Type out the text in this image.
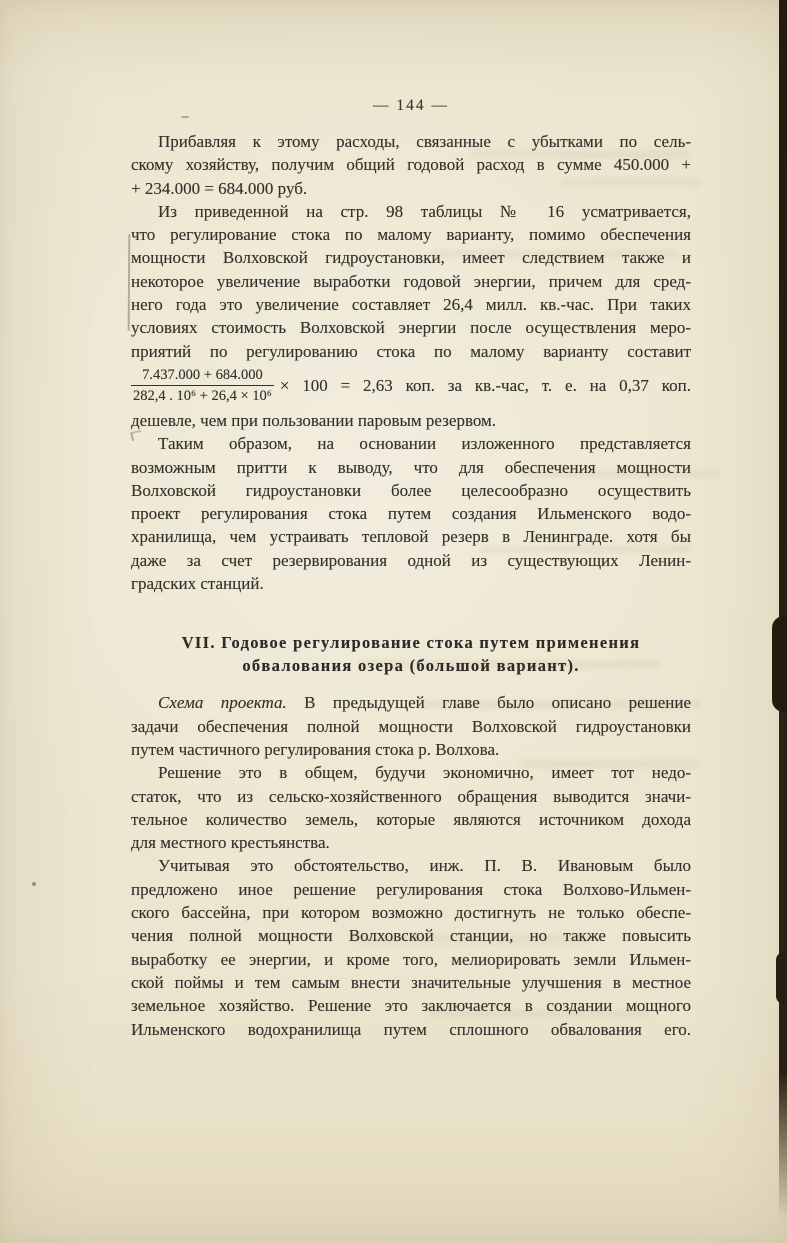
— 144 —
Прибавляя к этому расходы, связанные с убытками по сель-
скому хозяйству, получим общий годовой расход в сумме 450.000 +
+ 234.000 = 684.000 руб.
Из приведенной на стр. 98 таблицы № 16 усматривается,
что регулирование стока по малому варианту, помимо обеспечения
мощности Волховской гидроустановки, имеет следствием также и
некоторое увеличение выработки годовой энергии, причем для сред-
него года это увеличение составляет 26,4 милл. кв.-час. При таких
условиях стоимость Волховской энергии после осуществления меро-
приятий по регулированию стока по малому варианту составит
$\frac{7.437.000 + 684.000}{\text{282,4 . 10⁶ + 26,4 × 10⁶}} \times 100 = 2,63$ коп. за кв.-час, т. е. на 0,37 коп.
дешевле, чем при пользовании паровым резервом.
Таким образом, на основании изложенного представляется
возможным притти к выводу, что для обеспечения мощности
Волховской гидроустановки более целесообразно осуществить
проект регулирования стока путем создания Ильменского водо-
хранилища, чем устраивать тепловой резерв в Ленинграде. хотя бы
даже за счет резервирования одной из существующих Ленин-
градских станций.
VII. Годовое регулирование стока путем применения
обвалования озера (большой вариант).
Схема проекта. В предыдущей главе было описано решение
задачи обеспечения полной мощности Волховской гидроустановки
путем частичного регулирования стока р. Волхова.
Решение это в общем, будучи экономично, имеет тот недо-
статок, что из сельско-хозяйственного обращения выводится значи-
тельное количество земель, которые являются источником дохода
для местного крестьянства.
Учитывая это обстоятельство, инж. П. В. Ивановым было
предложено иное решение регулирования стока Волхово-Ильмен-
ского бассейна, при котором возможно достигнуть не только обеспе-
чения полной мощности Волховской станции, но также повысить
выработку ее энергии, и кроме того, мелиорировать земли Ильмен-
ской поймы и тем самым внести значительные улучшения в местное
земельное хозяйство. Решение это заключается в создании мощного
Ильменского водохранилища путем сплошного обвалования его.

**WHAT IS EXPECTED:** Copy, from the material above, each line in which the string "регулирования" occurs.

**COMPLETED EXERCISE:**
проект регулирования стока путем создания Ильменского водо-
путем частичного регулирования стока р. Волхова.
предложено иное решение регулирования стока Волхово-Ильмен-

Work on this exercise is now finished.